+++ Task material

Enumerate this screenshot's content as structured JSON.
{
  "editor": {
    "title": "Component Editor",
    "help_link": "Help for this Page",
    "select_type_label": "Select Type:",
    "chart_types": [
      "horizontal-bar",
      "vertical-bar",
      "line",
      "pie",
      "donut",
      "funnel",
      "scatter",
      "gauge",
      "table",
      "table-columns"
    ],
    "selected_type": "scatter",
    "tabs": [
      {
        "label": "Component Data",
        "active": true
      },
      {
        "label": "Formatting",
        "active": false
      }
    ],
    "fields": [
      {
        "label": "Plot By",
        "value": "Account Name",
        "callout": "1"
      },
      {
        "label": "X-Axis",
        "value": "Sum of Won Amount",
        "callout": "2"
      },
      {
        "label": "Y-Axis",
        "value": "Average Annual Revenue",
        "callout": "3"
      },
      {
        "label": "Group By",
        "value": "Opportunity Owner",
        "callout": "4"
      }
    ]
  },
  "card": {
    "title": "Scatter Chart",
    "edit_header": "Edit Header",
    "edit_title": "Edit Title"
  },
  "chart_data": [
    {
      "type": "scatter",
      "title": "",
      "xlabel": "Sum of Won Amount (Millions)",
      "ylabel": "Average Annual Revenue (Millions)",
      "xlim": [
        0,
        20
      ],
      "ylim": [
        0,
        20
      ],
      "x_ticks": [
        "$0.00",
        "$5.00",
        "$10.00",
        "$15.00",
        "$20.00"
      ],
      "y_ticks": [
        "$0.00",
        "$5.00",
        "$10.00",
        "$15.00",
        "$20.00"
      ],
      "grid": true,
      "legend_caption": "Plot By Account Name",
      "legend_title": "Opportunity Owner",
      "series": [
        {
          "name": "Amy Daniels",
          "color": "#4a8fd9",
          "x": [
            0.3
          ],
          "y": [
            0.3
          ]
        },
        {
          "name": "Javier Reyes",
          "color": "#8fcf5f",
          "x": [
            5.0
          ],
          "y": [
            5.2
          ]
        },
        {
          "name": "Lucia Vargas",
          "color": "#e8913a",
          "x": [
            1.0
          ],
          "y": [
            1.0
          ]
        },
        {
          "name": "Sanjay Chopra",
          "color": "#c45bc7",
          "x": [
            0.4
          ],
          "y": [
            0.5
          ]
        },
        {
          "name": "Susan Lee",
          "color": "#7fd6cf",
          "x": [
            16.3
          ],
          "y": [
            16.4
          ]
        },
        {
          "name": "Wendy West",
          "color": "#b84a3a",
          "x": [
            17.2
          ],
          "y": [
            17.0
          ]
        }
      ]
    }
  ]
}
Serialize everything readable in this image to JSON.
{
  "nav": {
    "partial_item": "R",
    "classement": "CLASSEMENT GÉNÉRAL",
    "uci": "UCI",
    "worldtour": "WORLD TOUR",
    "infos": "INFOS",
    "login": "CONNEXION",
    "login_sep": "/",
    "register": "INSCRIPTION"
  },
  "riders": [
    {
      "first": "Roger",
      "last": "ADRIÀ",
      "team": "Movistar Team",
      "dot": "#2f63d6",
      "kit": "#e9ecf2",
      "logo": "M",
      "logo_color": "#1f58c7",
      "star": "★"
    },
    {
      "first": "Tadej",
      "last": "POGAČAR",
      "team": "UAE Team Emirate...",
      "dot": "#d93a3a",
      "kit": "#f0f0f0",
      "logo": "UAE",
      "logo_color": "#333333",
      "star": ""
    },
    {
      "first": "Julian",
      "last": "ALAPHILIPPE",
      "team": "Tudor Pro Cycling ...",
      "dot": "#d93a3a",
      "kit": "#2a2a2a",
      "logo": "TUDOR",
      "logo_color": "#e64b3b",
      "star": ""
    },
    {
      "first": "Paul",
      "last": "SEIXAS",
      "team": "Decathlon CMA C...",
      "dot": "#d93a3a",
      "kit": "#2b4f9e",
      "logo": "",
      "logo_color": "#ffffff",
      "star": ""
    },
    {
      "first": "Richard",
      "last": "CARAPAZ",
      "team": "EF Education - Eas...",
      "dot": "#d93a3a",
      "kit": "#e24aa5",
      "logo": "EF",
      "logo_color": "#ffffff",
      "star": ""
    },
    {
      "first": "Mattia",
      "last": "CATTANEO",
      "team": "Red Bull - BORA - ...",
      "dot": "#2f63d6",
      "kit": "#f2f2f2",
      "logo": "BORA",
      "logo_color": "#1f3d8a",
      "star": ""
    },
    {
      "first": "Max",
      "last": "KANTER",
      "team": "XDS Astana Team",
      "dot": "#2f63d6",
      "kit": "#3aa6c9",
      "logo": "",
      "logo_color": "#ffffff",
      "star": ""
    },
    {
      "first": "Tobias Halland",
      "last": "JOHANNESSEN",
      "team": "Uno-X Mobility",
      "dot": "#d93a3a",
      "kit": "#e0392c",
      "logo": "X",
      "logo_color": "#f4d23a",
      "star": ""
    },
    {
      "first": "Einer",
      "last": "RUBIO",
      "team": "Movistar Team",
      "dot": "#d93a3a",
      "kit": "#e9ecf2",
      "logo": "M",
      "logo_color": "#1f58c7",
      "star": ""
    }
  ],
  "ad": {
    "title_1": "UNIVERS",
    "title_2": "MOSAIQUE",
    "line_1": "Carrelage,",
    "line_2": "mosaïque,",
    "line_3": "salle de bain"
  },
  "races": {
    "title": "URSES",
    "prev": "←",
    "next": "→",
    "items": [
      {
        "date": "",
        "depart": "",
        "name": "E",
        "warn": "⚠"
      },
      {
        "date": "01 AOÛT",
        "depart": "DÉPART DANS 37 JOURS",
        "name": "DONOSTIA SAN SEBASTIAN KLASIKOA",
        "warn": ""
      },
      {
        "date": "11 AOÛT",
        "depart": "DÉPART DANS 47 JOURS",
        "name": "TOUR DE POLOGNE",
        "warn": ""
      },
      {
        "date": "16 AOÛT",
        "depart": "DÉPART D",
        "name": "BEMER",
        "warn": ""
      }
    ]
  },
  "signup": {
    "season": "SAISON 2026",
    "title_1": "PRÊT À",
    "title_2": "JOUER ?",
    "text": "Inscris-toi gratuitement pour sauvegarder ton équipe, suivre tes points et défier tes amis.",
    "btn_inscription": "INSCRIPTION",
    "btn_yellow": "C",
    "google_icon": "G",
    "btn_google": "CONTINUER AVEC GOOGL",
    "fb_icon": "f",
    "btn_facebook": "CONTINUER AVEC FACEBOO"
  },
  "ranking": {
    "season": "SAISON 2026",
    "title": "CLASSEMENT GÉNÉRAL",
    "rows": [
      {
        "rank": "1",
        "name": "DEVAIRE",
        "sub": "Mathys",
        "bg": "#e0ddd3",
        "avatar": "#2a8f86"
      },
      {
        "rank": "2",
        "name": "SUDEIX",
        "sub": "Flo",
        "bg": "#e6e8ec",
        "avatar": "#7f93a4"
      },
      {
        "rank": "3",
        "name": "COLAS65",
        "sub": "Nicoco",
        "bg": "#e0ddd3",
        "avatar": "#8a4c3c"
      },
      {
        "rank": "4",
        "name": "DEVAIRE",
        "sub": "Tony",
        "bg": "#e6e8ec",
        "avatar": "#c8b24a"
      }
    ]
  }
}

++++++

What you are asked to do: Reproduce the complete data exactly as presented above.

Problem solution:
Enumerate this screenshot's content as structured JSON.
{
  "editor": {
    "title": "Component Editor",
    "help_link": "Help for this Page",
    "select_type_label": "Select Type:",
    "chart_types": [
      "horizontal-bar",
      "vertical-bar",
      "line",
      "pie",
      "donut",
      "funnel",
      "scatter",
      "gauge",
      "table",
      "table-columns"
    ],
    "selected_type": "scatter",
    "tabs": [
      {
        "label": "Component Data",
        "active": true
      },
      {
        "label": "Formatting",
        "active": false
      }
    ],
    "fields": [
      {
        "label": "Plot By",
        "value": "Account Name",
        "callout": "1"
      },
      {
        "label": "X-Axis",
        "value": "Sum of Won Amount",
        "callout": "2"
      },
      {
        "label": "Y-Axis",
        "value": "Average Annual Revenue",
        "callout": "3"
      },
      {
        "label": "Group By",
        "value": "Opportunity Owner",
        "callout": "4"
      }
    ]
  },
  "card": {
    "title": "Scatter Chart",
    "edit_header": "Edit Header",
    "edit_title": "Edit Title"
  },
  "chart_data": [
    {
      "type": "scatter",
      "title": "",
      "xlabel": "Sum of Won Amount (Millions)",
      "ylabel": "Average Annual Revenue (Millions)",
      "xlim": [
        0,
        20
      ],
      "ylim": [
        0,
        20
      ],
      "x_ticks": [
        "$0.00",
        "$5.00",
        "$10.00",
        "$15.00",
        "$20.00"
      ],
      "y_ticks": [
        "$0.00",
        "$5.00",
        "$10.00",
        "$15.00",
        "$20.00"
      ],
      "grid": true,
      "legend_caption": "Plot By Account Name",
      "legend_title": "Opportunity Owner",
      "series": [
        {
          "name": "Amy Daniels",
          "color": "#4a8fd9",
          "x": [
            0.3
          ],
          "y": [
            0.3
          ]
        },
        {
          "name": "Javier Reyes",
          "color": "#8fcf5f",
          "x": [
            5.0
          ],
          "y": [
            5.2
          ]
        },
        {
          "name": "Lucia Vargas",
          "color": "#e8913a",
          "x": [
            1.0
          ],
          "y": [
            1.0
          ]
        },
        {
          "name": "Sanjay Chopra",
          "color": "#c45bc7",
          "x": [
            0.4
          ],
          "y": [
            0.5
          ]
        },
        {
          "name": "Susan Lee",
          "color": "#7fd6cf",
          "x": [
            16.3
          ],
          "y": [
            16.4
          ]
        },
        {
          "name": "Wendy West",
          "color": "#b84a3a",
          "x": [
            17.2
          ],
          "y": [
            17.0
          ]
        }
      ]
    }
  ]
}
Serialize everything readable in this image to JSON.
{
  "nav": {
    "partial_item": "R",
    "classement": "CLASSEMENT GÉNÉRAL",
    "uci": "UCI",
    "worldtour": "WORLD TOUR",
    "infos": "INFOS",
    "login": "CONNEXION",
    "login_sep": "/",
    "register": "INSCRIPTION"
  },
  "riders": [
    {
      "first": "Roger",
      "last": "ADRIÀ",
      "team": "Movistar Team",
      "dot": "#2f63d6",
      "kit": "#e9ecf2",
      "logo": "M",
      "logo_color": "#1f58c7",
      "star": "★"
    },
    {
      "first": "Tadej",
      "last": "POGAČAR",
      "team": "UAE Team Emirate...",
      "dot": "#d93a3a",
      "kit": "#f0f0f0",
      "logo": "UAE",
      "logo_color": "#333333",
      "star": ""
    },
    {
      "first": "Julian",
      "last": "ALAPHILIPPE",
      "team": "Tudor Pro Cycling ...",
      "dot": "#d93a3a",
      "kit": "#2a2a2a",
      "logo": "TUDOR",
      "logo_color": "#e64b3b",
      "star": ""
    },
    {
      "first": "Paul",
      "last": "SEIXAS",
      "team": "Decathlon CMA C...",
      "dot": "#d93a3a",
      "kit": "#2b4f9e",
      "logo": "",
      "logo_color": "#ffffff",
      "star": ""
    },
    {
      "first": "Richard",
      "last": "CARAPAZ",
      "team": "EF Education - Eas...",
      "dot": "#d93a3a",
      "kit": "#e24aa5",
      "logo": "EF",
      "logo_color": "#ffffff",
      "star": ""
    },
    {
      "first": "Mattia",
      "last": "CATTANEO",
      "team": "Red Bull - BORA - ...",
      "dot": "#2f63d6",
      "kit": "#f2f2f2",
      "logo": "BORA",
      "logo_color": "#1f3d8a",
      "star": ""
    },
    {
      "first": "Max",
      "last": "KANTER",
      "team": "XDS Astana Team",
      "dot": "#2f63d6",
      "kit": "#3aa6c9",
      "logo": "",
      "logo_color": "#ffffff",
      "star": ""
    },
    {
      "first": "Tobias Halland",
      "last": "JOHANNESSEN",
      "team": "Uno-X Mobility",
      "dot": "#d93a3a",
      "kit": "#e0392c",
      "logo": "X",
      "logo_color": "#f4d23a",
      "star": ""
    },
    {
      "first": "Einer",
      "last": "RUBIO",
      "team": "Movistar Team",
      "dot": "#d93a3a",
      "kit": "#e9ecf2",
      "logo": "M",
      "logo_color": "#1f58c7",
      "star": ""
    }
  ],
  "ad": {
    "title_1": "UNIVERS",
    "title_2": "MOSAIQUE",
    "line_1": "Carrelage,",
    "line_2": "mosaïque,",
    "line_3": "salle de bain"
  },
  "races": {
    "title": "URSES",
    "prev": "←",
    "next": "→",
    "items": [
      {
        "date": "",
        "depart": "",
        "name": "E",
        "warn": "⚠"
      },
      {
        "date": "01 AOÛT",
        "depart": "DÉPART DANS 37 JOURS",
        "name": "DONOSTIA SAN SEBASTIAN KLASIKOA",
        "warn": ""
      },
      {
        "date": "11 AOÛT",
        "depart": "DÉPART DANS 47 JOURS",
        "name": "TOUR DE POLOGNE",
        "warn": ""
      },
      {
        "date": "16 AOÛT",
        "depart": "DÉPART D",
        "name": "BEMER",
        "warn": ""
      }
    ]
  },
  "signup": {
    "season": "SAISON 2026",
    "title_1": "PRÊT À",
    "title_2": "JOUER ?",
    "text": "Inscris-toi gratuitement pour sauvegarder ton équipe, suivre tes points et défier tes amis.",
    "btn_inscription": "INSCRIPTION",
    "btn_yellow": "C",
    "google_icon": "G",
    "btn_google": "CONTINUER AVEC GOOGL",
    "fb_icon": "f",
    "btn_facebook": "CONTINUER AVEC FACEBOO"
  },
  "ranking": {
    "season": "SAISON 2026",
    "title": "CLASSEMENT GÉNÉRAL",
    "rows": [
      {
        "rank": "1",
        "name": "DEVAIRE",
        "sub": "Mathys",
        "bg": "#e0ddd3",
        "avatar": "#2a8f86"
      },
      {
        "rank": "2",
        "name": "SUDEIX",
        "sub": "Flo",
        "bg": "#e6e8ec",
        "avatar": "#7f93a4"
      },
      {
        "rank": "3",
        "name": "COLAS65",
        "sub": "Nicoco",
        "bg": "#e0ddd3",
        "avatar": "#8a4c3c"
      },
      {
        "rank": "4",
        "name": "DEVAIRE",
        "sub": "Tony",
        "bg": "#e6e8ec",
        "avatar": "#c8b24a"
      }
    ]
  }
}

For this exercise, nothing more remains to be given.